Across all the lines below, how many contain the string "second"? Please reply with the number only.

Given information:
___

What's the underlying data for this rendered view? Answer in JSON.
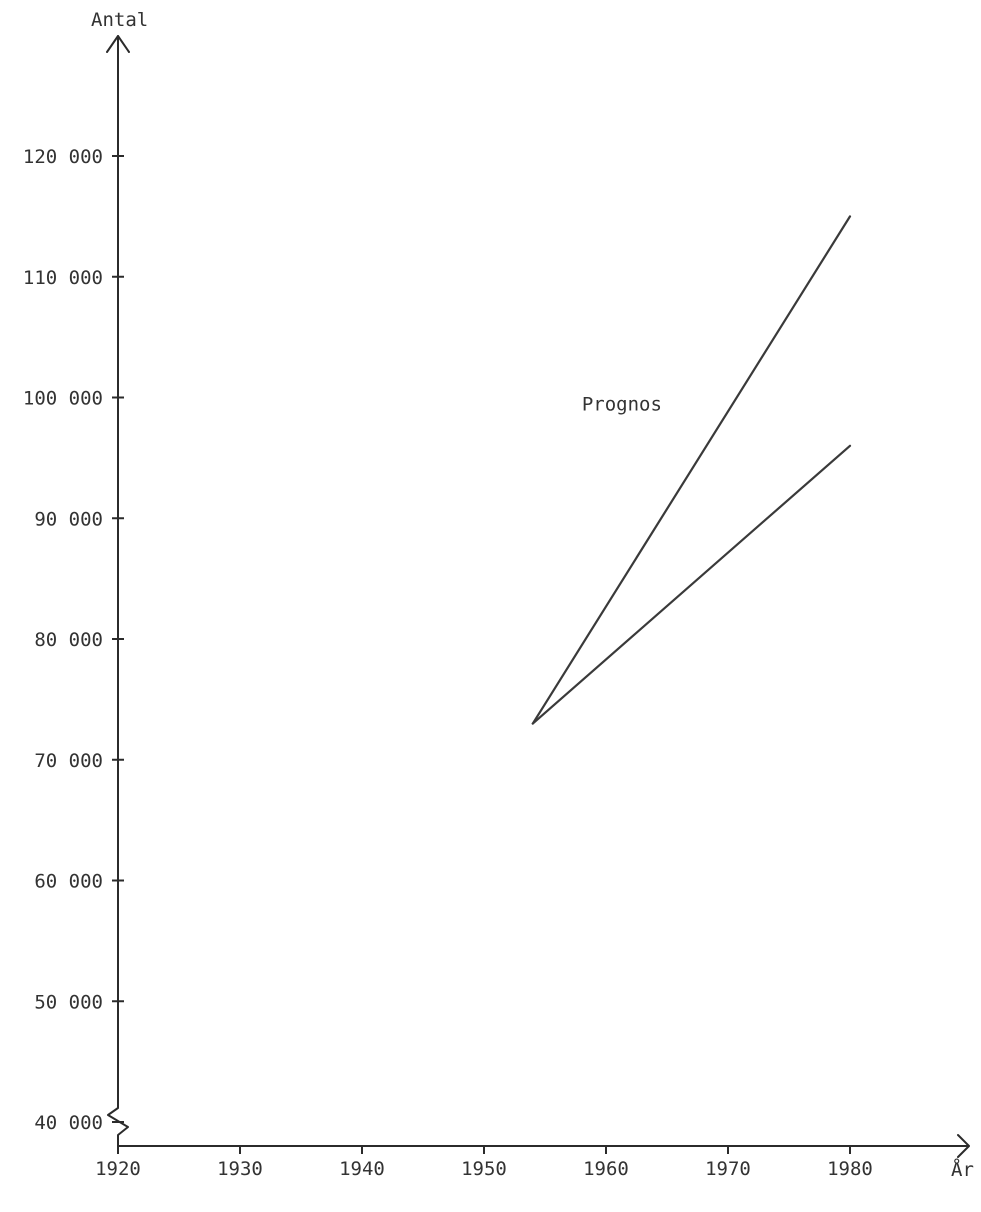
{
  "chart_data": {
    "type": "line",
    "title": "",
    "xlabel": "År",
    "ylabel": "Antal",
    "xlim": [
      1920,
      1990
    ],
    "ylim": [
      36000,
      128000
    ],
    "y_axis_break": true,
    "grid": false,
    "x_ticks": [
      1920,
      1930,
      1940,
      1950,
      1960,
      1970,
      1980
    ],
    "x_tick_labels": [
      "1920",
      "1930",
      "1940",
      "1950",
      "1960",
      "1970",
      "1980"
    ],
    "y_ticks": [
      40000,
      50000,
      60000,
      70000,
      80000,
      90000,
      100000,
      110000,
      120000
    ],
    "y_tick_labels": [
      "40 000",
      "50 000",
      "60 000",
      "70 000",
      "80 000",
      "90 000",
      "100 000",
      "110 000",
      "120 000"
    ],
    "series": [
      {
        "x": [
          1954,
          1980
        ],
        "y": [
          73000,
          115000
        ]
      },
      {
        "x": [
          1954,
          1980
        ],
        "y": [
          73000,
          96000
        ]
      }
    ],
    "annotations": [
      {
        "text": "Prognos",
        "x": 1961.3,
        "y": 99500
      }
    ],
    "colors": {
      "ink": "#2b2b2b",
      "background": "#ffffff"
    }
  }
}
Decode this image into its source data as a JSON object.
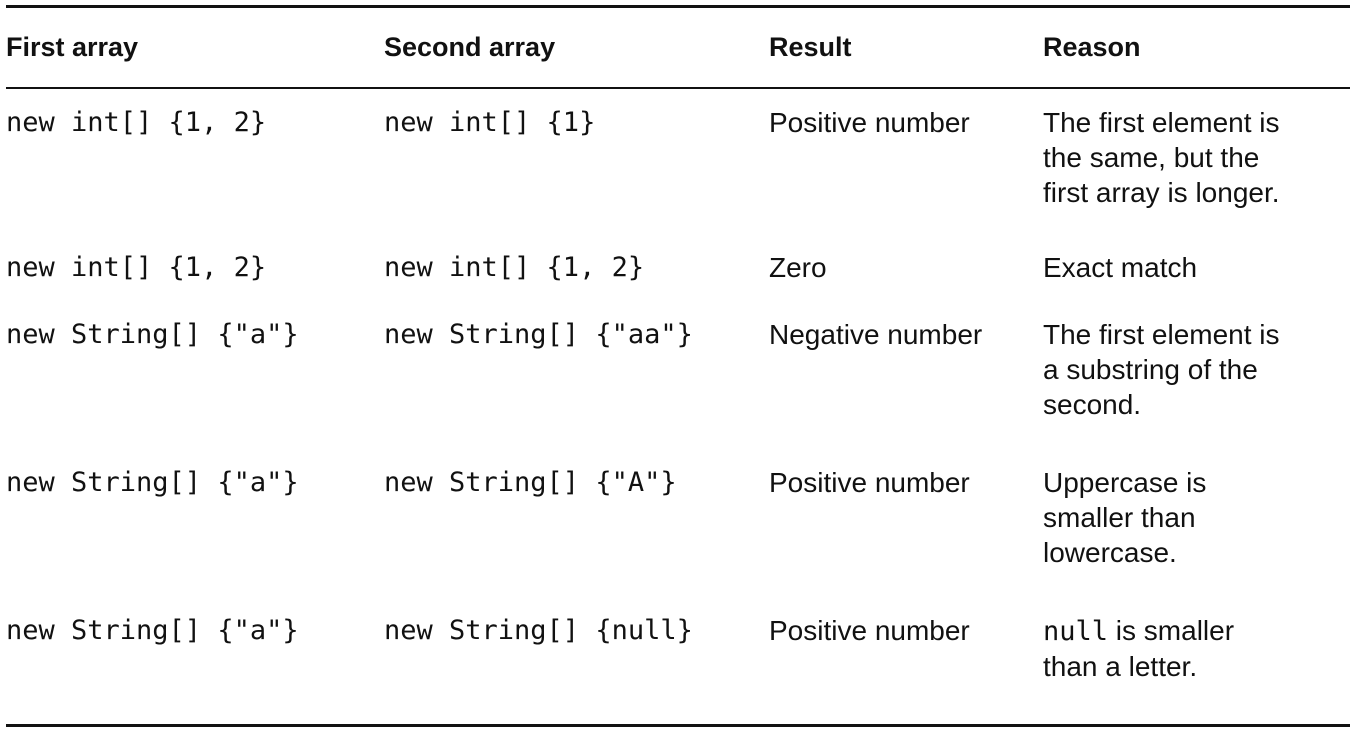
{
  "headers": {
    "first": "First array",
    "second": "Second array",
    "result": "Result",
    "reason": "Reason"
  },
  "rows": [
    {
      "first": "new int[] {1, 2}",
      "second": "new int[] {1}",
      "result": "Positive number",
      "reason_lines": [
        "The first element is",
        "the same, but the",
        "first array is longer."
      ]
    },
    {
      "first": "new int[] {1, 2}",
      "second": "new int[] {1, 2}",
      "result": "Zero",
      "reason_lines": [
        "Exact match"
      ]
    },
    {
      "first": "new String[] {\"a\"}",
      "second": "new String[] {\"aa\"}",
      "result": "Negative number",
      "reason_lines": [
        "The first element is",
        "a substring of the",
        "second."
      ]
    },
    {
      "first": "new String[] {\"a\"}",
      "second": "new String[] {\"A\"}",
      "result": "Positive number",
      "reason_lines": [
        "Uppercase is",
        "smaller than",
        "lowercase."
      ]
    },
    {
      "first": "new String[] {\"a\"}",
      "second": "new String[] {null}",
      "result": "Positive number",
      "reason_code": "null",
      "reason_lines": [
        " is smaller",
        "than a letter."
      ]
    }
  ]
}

___

Exercise result:
7